Saved data entries

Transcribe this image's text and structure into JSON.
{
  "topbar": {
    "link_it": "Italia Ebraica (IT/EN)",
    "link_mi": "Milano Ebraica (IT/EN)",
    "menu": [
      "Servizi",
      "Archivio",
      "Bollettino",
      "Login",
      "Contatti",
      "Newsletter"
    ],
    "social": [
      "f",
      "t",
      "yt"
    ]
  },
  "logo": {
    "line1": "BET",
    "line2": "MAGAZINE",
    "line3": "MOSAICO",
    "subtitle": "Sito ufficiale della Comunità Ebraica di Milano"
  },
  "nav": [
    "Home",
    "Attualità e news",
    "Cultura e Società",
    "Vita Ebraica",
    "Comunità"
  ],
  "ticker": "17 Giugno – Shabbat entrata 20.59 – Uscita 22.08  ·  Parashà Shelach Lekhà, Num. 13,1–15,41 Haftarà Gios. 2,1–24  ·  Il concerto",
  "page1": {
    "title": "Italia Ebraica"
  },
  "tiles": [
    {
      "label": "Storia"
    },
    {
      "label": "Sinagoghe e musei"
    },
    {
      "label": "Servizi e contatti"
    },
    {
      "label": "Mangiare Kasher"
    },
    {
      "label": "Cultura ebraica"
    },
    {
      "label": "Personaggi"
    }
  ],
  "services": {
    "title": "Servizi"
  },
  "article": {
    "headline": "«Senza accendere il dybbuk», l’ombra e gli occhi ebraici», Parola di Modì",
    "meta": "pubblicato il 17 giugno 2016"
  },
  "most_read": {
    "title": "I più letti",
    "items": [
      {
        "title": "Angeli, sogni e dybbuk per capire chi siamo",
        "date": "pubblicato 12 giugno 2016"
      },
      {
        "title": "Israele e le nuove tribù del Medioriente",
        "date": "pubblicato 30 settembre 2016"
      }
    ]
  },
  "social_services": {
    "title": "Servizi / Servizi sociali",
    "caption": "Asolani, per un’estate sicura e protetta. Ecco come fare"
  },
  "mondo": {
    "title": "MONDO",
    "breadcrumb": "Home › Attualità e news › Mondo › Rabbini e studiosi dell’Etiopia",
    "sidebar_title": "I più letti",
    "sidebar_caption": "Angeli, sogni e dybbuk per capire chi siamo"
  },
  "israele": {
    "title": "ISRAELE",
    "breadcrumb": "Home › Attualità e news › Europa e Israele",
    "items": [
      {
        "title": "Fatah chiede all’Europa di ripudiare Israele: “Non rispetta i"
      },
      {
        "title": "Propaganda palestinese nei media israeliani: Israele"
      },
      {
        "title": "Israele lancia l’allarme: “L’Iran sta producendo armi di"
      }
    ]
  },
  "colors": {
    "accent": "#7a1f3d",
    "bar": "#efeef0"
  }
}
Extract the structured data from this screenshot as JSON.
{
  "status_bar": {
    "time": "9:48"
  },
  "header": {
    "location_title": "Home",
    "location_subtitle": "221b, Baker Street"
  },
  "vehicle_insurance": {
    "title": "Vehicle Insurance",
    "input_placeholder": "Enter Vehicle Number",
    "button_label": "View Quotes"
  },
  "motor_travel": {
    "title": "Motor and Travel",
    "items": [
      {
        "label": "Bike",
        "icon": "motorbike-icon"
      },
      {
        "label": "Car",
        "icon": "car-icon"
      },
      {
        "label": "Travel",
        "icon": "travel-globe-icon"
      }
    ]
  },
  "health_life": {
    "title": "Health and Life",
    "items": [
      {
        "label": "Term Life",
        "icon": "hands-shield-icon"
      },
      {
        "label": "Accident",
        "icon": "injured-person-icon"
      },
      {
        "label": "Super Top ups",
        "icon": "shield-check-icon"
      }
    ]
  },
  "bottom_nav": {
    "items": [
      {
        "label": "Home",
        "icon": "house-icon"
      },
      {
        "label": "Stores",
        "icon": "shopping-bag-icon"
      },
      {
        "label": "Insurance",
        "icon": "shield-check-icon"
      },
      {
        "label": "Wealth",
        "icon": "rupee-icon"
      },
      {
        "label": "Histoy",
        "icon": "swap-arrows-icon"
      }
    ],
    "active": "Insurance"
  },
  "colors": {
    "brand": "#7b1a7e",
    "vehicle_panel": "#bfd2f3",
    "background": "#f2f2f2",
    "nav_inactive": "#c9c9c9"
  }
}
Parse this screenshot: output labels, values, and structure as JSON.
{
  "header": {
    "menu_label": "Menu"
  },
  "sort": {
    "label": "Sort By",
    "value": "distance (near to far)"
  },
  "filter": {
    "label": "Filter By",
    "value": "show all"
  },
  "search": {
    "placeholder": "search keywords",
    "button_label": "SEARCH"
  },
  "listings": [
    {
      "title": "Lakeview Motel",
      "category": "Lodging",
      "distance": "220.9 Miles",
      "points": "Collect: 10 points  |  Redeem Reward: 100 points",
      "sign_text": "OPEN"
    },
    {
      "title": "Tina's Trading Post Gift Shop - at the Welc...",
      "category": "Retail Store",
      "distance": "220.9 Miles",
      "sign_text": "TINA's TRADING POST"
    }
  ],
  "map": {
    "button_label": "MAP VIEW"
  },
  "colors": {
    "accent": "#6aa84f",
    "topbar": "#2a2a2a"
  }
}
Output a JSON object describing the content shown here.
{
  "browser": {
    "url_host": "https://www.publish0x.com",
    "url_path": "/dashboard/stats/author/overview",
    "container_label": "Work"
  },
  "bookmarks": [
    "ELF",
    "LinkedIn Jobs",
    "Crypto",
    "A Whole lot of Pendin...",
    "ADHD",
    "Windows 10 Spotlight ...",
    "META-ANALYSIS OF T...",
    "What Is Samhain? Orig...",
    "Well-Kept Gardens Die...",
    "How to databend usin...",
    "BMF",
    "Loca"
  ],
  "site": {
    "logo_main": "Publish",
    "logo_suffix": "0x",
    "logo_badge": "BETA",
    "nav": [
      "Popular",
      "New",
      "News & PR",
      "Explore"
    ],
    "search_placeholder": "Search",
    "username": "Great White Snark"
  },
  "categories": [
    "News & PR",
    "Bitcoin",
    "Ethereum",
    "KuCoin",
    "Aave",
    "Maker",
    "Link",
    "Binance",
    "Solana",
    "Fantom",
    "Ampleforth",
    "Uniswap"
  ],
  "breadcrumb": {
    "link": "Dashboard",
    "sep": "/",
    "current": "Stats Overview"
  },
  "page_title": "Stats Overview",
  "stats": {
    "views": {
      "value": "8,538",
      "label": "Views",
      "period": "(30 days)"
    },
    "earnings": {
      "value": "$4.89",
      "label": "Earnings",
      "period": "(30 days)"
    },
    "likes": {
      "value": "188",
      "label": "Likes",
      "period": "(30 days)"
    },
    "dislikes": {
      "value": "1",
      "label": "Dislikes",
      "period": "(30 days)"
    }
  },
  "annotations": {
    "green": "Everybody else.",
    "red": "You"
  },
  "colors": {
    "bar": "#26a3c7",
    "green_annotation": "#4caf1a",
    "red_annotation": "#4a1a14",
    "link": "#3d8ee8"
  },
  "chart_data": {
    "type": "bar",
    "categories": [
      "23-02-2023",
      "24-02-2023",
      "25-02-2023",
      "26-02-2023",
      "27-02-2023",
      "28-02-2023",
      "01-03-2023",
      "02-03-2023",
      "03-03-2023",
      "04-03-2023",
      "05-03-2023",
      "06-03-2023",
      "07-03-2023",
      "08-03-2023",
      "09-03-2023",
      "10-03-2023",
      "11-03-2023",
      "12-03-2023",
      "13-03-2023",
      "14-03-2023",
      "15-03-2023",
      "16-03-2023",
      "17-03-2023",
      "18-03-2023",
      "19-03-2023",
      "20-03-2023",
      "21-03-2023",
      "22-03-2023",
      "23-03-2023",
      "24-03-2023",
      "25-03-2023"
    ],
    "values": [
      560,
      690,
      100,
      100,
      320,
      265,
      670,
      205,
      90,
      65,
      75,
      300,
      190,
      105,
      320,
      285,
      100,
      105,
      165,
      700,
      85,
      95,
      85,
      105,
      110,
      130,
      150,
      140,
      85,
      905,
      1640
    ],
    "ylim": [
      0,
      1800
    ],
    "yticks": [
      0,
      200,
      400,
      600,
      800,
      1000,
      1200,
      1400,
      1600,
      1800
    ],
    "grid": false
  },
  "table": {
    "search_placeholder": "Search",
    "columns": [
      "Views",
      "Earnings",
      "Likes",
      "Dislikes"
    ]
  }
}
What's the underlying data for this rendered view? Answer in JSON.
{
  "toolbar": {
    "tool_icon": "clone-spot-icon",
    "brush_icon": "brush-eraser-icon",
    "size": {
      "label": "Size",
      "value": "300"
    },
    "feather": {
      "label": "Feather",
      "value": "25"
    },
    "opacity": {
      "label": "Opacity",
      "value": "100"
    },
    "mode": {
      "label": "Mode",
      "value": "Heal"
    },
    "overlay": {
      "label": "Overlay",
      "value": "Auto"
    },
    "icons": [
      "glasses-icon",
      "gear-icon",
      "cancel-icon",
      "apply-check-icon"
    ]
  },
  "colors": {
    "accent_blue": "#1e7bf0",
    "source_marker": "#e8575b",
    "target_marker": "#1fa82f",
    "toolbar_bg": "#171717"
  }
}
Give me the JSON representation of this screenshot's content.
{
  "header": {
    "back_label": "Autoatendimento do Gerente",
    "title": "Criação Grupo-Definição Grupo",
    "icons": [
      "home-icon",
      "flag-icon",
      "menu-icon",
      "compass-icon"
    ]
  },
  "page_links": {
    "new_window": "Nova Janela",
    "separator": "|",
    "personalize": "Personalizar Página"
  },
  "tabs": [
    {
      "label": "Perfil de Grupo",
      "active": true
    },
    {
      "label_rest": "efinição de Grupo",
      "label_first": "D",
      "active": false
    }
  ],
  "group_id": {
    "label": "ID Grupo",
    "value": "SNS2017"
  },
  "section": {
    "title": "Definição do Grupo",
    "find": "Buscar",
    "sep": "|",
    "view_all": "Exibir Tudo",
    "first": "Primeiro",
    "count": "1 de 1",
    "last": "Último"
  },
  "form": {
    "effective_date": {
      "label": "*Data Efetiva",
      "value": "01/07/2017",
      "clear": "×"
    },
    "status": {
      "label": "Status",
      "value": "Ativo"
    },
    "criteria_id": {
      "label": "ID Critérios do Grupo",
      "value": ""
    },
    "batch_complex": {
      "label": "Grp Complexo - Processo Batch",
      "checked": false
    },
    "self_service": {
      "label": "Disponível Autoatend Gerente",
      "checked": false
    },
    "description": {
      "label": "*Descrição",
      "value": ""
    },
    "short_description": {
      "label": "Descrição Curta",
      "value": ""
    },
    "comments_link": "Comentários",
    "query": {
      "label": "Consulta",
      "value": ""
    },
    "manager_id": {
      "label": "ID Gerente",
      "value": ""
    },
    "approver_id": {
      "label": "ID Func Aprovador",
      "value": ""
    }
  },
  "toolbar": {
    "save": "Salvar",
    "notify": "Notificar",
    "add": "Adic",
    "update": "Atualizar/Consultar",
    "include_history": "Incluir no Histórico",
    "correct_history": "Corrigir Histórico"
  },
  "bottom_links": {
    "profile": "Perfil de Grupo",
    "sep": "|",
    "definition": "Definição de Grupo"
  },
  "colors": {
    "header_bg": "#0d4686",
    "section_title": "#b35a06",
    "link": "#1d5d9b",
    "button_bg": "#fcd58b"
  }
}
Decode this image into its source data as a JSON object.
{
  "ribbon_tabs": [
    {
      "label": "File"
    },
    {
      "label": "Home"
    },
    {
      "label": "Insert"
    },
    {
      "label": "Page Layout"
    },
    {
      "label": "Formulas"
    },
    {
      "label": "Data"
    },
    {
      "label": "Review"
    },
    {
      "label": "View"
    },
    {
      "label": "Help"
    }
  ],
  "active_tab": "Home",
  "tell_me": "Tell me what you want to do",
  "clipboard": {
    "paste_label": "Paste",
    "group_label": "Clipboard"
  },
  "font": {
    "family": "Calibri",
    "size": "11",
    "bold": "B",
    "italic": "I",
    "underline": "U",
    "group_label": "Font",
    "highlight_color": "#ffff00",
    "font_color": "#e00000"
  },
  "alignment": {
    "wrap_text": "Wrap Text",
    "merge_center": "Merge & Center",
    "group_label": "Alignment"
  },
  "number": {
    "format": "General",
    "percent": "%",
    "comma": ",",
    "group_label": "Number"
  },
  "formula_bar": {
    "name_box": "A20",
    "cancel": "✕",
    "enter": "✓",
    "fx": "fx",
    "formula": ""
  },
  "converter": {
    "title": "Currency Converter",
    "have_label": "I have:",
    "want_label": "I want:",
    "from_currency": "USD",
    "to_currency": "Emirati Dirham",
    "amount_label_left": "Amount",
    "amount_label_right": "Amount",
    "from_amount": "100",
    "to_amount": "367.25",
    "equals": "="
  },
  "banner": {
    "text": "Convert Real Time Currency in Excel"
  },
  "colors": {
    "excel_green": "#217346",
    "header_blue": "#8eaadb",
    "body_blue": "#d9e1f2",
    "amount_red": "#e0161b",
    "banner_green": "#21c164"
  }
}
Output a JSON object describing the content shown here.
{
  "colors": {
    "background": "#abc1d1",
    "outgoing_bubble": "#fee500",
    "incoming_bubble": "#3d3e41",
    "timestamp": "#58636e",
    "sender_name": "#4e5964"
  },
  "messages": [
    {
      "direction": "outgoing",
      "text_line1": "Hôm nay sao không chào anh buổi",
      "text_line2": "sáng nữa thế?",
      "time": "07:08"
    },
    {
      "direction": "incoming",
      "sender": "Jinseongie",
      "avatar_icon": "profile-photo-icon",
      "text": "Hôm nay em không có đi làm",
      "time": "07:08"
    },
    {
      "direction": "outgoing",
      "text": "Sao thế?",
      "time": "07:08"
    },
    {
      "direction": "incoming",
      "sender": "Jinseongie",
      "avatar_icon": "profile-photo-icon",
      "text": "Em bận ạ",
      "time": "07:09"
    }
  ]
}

▶ **Problem requirements**
Read the data above and pull out each line that holds the string "không".

▶ **Answer**
      "text_line1": "Hôm nay sao không chào anh buổi",
      "text": "Hôm nay em không có đi làm",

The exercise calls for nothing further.